The Problems of Indian Women as Seen Through 1 Film

The story of each of the three protagonists in “All We Imagine as Light” represents one of the major problems that Indian women face.

By Krzysztof Iwanek

Last year, an Indian coproduction set in contemporary Mumbai, “All We Imagine as Light,” won the Grand Prix at the Cannes Film Festival. Although the film came out last year, the challenges that it presents have not faded away – not even a shade. In a nutshell, the movie focuses on the lives of three women – all of them working alone in Mumbai, but each facing a major problem of Indian society. One is attempting to reject the arranged marriage that her parents are imposing on her. One has been abandoned by her husband. And one is a widow whose house is about to demolished by a greedy developer. Taken together, these pictures present a grim, but realistic, picture.

Arranged marriages are still the order of the day in India. A 2018-published study by Lok Foundation and the Oxford University, conducted on a massive sample of 180,000 Indian households, revealed that 93 percent of respondents had their marriages arranged by their families. The number is smaller across the richer and more educated sections of society but, altogether, this is not a vast difference. The vast majority (87 percent) of respondents with Ph.D. degrees also had their marriages arranged.

It thus not surprising that “All We Imagine as Light” presents the story of an Indian nurse from Kerala named Anu – working in Mumbai, far from home, and obviously a college graduate – who is receiving photographs of potential grooms from her parents. More than a hundred years ago, Jawaharlal Nehru, then a young Indian student in the United Kingdom, and later the first prime minister of India, would also receive such images from his parents (until he finally agreed to one). The only difference was that he would receive them by regular mail, while the movie’s protagonist, Anu, obtains them more quickly, via her smartphone.

▸ Records supplied
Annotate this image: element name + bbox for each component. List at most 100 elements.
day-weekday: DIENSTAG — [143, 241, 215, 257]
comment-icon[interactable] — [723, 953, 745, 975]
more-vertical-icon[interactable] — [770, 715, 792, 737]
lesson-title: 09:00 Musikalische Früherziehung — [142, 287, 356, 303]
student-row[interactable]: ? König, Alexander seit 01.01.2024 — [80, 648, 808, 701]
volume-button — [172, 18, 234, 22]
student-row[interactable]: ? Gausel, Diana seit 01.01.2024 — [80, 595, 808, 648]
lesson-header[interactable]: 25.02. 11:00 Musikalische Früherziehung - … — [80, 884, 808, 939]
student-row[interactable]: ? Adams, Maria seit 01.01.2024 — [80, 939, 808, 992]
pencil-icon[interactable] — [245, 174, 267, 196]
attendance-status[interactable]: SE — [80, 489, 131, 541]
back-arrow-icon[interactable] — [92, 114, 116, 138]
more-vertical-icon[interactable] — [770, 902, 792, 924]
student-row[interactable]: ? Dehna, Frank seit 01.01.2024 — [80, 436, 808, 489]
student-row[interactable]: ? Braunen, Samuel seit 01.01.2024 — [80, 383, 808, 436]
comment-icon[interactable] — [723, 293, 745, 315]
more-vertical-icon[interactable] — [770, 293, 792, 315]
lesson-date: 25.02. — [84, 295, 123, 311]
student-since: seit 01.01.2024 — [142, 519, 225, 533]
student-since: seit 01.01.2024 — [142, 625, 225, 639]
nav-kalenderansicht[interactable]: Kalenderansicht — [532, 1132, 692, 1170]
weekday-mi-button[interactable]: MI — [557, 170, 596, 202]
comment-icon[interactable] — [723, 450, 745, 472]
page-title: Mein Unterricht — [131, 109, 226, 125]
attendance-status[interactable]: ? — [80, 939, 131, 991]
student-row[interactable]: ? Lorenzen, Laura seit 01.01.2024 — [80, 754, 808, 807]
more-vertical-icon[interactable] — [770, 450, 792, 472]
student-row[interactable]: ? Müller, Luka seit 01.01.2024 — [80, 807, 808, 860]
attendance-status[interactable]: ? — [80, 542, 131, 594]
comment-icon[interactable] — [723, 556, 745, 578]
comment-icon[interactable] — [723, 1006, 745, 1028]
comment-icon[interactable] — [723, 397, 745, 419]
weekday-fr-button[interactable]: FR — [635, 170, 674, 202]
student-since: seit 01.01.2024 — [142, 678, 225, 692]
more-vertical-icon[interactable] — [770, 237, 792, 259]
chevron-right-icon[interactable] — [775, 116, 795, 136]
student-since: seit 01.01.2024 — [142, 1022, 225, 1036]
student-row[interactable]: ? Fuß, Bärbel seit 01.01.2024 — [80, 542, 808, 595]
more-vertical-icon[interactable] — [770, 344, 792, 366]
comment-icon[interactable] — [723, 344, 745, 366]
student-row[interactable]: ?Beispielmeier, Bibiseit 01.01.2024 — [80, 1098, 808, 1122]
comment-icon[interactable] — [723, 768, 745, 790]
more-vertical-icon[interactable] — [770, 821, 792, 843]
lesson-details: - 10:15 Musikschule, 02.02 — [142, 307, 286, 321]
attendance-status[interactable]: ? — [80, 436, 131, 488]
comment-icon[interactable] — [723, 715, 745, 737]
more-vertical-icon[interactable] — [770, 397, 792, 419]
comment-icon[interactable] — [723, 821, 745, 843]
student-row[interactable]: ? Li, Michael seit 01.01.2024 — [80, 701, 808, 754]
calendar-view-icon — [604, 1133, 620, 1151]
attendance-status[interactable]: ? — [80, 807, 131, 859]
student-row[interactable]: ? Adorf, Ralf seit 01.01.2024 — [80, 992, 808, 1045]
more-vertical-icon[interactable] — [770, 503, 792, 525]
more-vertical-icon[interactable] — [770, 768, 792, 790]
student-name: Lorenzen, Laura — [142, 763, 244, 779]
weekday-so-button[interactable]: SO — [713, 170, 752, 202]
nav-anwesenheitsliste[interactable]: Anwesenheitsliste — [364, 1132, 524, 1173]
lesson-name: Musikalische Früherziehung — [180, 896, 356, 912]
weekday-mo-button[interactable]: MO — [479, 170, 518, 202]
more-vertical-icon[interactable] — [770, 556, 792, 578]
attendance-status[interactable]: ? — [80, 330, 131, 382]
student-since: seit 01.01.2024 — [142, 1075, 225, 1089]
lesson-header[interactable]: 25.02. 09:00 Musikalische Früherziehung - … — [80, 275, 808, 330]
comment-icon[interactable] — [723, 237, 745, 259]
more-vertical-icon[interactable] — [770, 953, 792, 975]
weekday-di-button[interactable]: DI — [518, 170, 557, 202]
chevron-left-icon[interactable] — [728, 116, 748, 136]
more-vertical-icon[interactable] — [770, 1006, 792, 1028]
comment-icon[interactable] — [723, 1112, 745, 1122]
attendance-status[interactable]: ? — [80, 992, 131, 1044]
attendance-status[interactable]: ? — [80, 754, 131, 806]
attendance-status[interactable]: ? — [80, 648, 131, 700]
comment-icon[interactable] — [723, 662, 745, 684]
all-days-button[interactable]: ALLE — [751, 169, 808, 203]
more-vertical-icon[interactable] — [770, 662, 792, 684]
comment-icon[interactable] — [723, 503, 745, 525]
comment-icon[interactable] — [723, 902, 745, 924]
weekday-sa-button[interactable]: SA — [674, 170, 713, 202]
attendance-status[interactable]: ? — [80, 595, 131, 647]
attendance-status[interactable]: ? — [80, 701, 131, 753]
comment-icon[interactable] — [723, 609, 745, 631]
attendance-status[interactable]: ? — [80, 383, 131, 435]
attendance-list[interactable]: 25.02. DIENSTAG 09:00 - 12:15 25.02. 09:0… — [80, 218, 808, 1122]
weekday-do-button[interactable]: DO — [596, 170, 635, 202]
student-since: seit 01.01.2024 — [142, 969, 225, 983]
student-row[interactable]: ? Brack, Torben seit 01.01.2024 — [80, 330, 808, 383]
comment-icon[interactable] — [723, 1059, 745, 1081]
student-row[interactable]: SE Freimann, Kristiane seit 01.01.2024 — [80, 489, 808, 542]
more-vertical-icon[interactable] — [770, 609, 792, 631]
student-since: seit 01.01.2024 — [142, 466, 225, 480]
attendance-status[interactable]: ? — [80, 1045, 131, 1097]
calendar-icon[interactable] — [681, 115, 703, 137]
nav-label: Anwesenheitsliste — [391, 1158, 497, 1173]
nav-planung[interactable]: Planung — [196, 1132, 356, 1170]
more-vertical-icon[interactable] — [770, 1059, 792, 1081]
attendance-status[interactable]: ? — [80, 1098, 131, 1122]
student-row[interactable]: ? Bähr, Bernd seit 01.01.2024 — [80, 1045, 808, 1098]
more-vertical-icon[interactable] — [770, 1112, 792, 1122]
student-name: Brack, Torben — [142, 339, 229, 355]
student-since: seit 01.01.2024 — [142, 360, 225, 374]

▸ What you need to do
a: In the article about the film "All We Imagine as Light," what share of the surveyed respondents with Ph.D. degrees had their marriages arranged?
b: Continue the article about the film "All We Imagine as Light" from its final sentence.

▸ Results for the exercise
a: 87 percent

b:
One would perhaps expect that with greater control of the family over their children, there comes greater care. But even this is not always so – the problem is shown through the story of the second protagonist, Prabha, also a nurse. Though married, she is in fact alone, as her husband lives in Germany, and stopped contacting her. Such a case, obviously, is much rarer than an arranged marriage, and represents a minority, not a majority, of all marriages. Still, this is far from being an insignificant occurrence. Over the last several years, there have reportedly been tens of thousands of cases of Indian women being abandoned by their husbands, who live overseas.

In case of the movie protagonist, we are not told the exact reason. Her husband used to call her, but gradually called less often, and each time, they spoke less. “Perhaps we just ran out of things to say,” she concludes. But the thousands of cases from real-life India are often about extracting a dowry.

Even though offering a dowry is officially forbidden, it remains a very common social practice, and thus many men living in other countries marry women for the dowry (even though they may often earn more than they would in India, and need a dowry much less) and then vanish. Their residence overseas helps them remain unfound. While it is the cases involving overseas Indians that have become notorious, abandoning wives happens within India too, as in the case of current Indian Prime Minister Narendra Modi.

The third protagonist of the movie, Parvati, faces a partially different socio-economic problem in the sense that her plight is not restricted to women alone. Her house is to be demolished because, it seems, it had been illegally built; she also has no rights to it. This, again, is a very common occurrence in India. In Mumbai, India’s economic heart, the demolition of illegal structures is often connected to the rampantly growing need for new housing. In Delhi, large-scale demolition drives also occur as part of attempts to beautify the capital, and to build new infrastructure for grand events. This had happened in 1982 before the Asian Games, in 2010 before the Commonwealth Games, and in 2023 before the G-20 Summit. In 2004, as part of a beautification drive, 350,000 houses were demolished, as per estimates referred to in Aman Sethi’s “A Free Man.”

Such work is in accordance with the law – in the sense that across India, encroachments are very common. There are thousands of structures built on government land, and the authorities have a right to demolish them. But as much as the process is legal, it is debatable how often it is just. Many illegal structures are slums whee the country’s poorest live. While it is true that they had broken the law, once their homes are demolished, they simply have nowhere to go, and are forced to start anew. When such buildings were being razed in Delhi in 2010, a majority of their inhabitants were not offered any other accommodation by the authorities, as per a report by the Housing and Land Rights Coalition.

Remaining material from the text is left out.